Saved data entries |
::::

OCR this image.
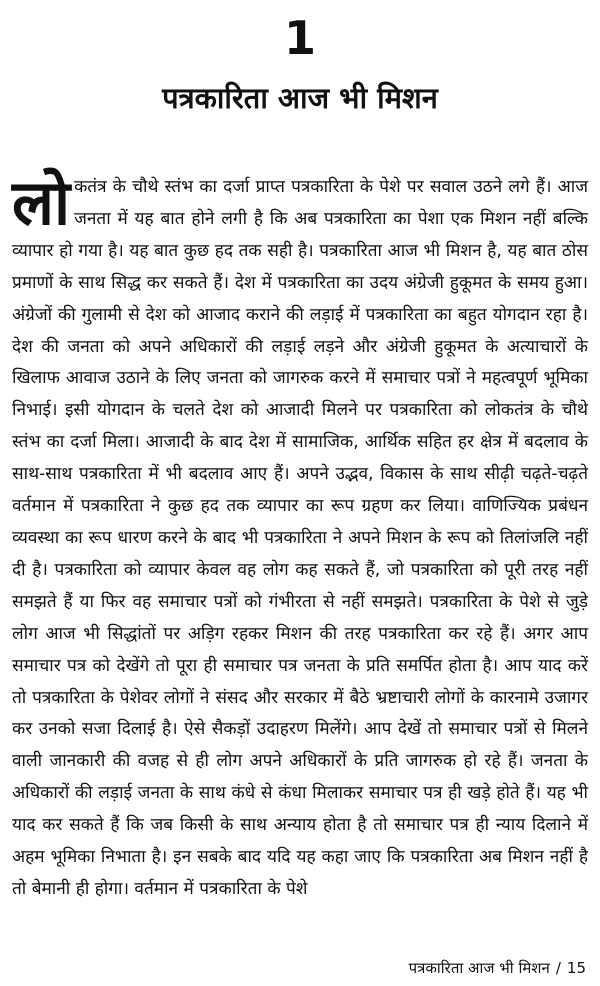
1
पत्रकारिता आज भी मिशन

लोकतंत्र के चौथे स्तंभ का दर्जा प्राप्त पत्रकारिता के पेशे पर सवाल उठने लगे हैं। आज जनता में यह बात होने लगी है कि अब पत्रकारिता का पेशा एक मिशन नहीं बल्कि व्यापार हो गया है। यह बात कुछ हद तक सही है। पत्रकारिता आज भी मिशन है, यह बात ठोस प्रमाणों के साथ सिद्ध कर सकते हैं। देश में पत्रकारिता का उदय अंग्रेजी हुकूमत के समय हुआ। अंग्रेजों की गुलामी से देश को आजाद कराने की लड़ाई में पत्रकारिता का बहुत योगदान रहा है। देश की जनता को अपने अधिकारों की लड़ाई लड़ने और अंग्रेजी हुकूमत के अत्याचारों के खिलाफ आवाज उठाने के लिए जनता को जागरुक करने में समाचार पत्रों ने महत्वपूर्ण भूमिका निभाई। इसी योगदान के चलते देश को आजादी मिलने पर पत्रकारिता को लोकतंत्र के चौथे स्तंभ का दर्जा मिला। आजादी के बाद देश में सामाजिक, आर्थिक सहित हर क्षेत्र में बदलाव के साथ-साथ पत्रकारिता में भी बदलाव आए हैं। अपने उद्भव, विकास के साथ सीढ़ी चढ़ते-चढ़ते वर्तमान में पत्रकारिता ने कुछ हद तक व्यापार का रूप ग्रहण कर लिया। वाणिज्यिक प्रबंधन व्यवस्था का रूप धारण करने के बाद भी पत्रकारिता ने अपने मिशन के रूप को तिलांजलि नहीं दी है। पत्रकारिता को व्यापार केवल वह लोग कह सकते हैं, जो पत्रकारिता को पूरी तरह नहीं समझते हैं या फिर वह समाचार पत्रों को गंभीरता से नहीं समझते। पत्रकारिता के पेशे से जुड़े लोग आज भी सिद्धांतों पर अड़िग रहकर मिशन की तरह पत्रकारिता कर रहे हैं। अगर आप समाचार पत्र को देखेंगे तो पूरा ही समाचार पत्र जनता के प्रति समर्पित होता है। आप याद करें तो पत्रकारिता के पेशेवर लोगों ने संसद और सरकार में बैठे भ्रष्टाचारी लोगों के कारनामे उजागर कर उनको सजा दिलाई है। ऐसे सैकड़ों उदाहरण मिलेंगे। आप देखें तो समाचार पत्रों से मिलने वाली जानकारी की वजह से ही लोग अपने अधिकारों के प्रति जागरुक हो रहे हैं। जनता के अधिकारों की लड़ाई जनता के साथ कंधे से कंधा मिलाकर समाचार पत्र ही खड़े होते हैं। यह भी याद कर सकते हैं कि जब किसी के साथ अन्याय होता है तो समाचार पत्र ही न्याय दिलाने में अहम भूमिका निभाता है। इन सबके बाद यदि यह कहा जाए कि पत्रकारिता अब मिशन नहीं है तो बेमानी ही होगा। वर्तमान में पत्रकारिता के पेशे

पत्रकारिता आज भी मिशन / 15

::::

Work instructions | Make an exact copy of all the material, but keep the pictures out of it.

Answer to the task |
OCR this image.
1
पत्रकारिता आज भी मिशन

लोकतंत्र के चौथे स्तंभ का दर्जा प्राप्त पत्रकारिता के पेशे पर सवाल उठने लगे हैं। आज जनता में यह बात होने लगी है कि अब पत्रकारिता का पेशा एक मिशन नहीं बल्कि व्यापार हो गया है। यह बात कुछ हद तक सही है। पत्रकारिता आज भी मिशन है, यह बात ठोस प्रमाणों के साथ सिद्ध कर सकते हैं। देश में पत्रकारिता का उदय अंग्रेजी हुकूमत के समय हुआ। अंग्रेजों की गुलामी से देश को आजाद कराने की लड़ाई में पत्रकारिता का बहुत योगदान रहा है। देश की जनता को अपने अधिकारों की लड़ाई लड़ने और अंग्रेजी हुकूमत के अत्याचारों के खिलाफ आवाज उठाने के लिए जनता को जागरुक करने में समाचार पत्रों ने महत्वपूर्ण भूमिका निभाई। इसी योगदान के चलते देश को आजादी मिलने पर पत्रकारिता को लोकतंत्र के चौथे स्तंभ का दर्जा मिला। आजादी के बाद देश में सामाजिक, आर्थिक सहित हर क्षेत्र में बदलाव के साथ-साथ पत्रकारिता में भी बदलाव आए हैं। अपने उद्भव, विकास के साथ सीढ़ी चढ़ते-चढ़ते वर्तमान में पत्रकारिता ने कुछ हद तक व्यापार का रूप ग्रहण कर लिया। वाणिज्यिक प्रबंधन व्यवस्था का रूप धारण करने के बाद भी पत्रकारिता ने अपने मिशन के रूप को तिलांजलि नहीं दी है। पत्रकारिता को व्यापार केवल वह लोग कह सकते हैं, जो पत्रकारिता को पूरी तरह नहीं समझते हैं या फिर वह समाचार पत्रों को गंभीरता से नहीं समझते। पत्रकारिता के पेशे से जुड़े लोग आज भी सिद्धांतों पर अड़िग रहकर मिशन की तरह पत्रकारिता कर रहे हैं। अगर आप समाचार पत्र को देखेंगे तो पूरा ही समाचार पत्र जनता के प्रति समर्पित होता है। आप याद करें तो पत्रकारिता के पेशेवर लोगों ने संसद और सरकार में बैठे भ्रष्टाचारी लोगों के कारनामे उजागर कर उनको सजा दिलाई है। ऐसे सैकड़ों उदाहरण मिलेंगे। आप देखें तो समाचार पत्रों से मिलने वाली जानकारी की वजह से ही लोग अपने अधिकारों के प्रति जागरुक हो रहे हैं। जनता के अधिकारों की लड़ाई जनता के साथ कंधे से कंधा मिलाकर समाचार पत्र ही खड़े होते हैं। यह भी याद कर सकते हैं कि जब किसी के साथ अन्याय होता है तो समाचार पत्र ही न्याय दिलाने में अहम भूमिका निभाता है। इन सबके बाद यदि यह कहा जाए कि पत्रकारिता अब मिशन नहीं है तो बेमानी ही होगा। वर्तमान में पत्रकारिता के पेशे

पत्रकारिता आज भी मिशन / 15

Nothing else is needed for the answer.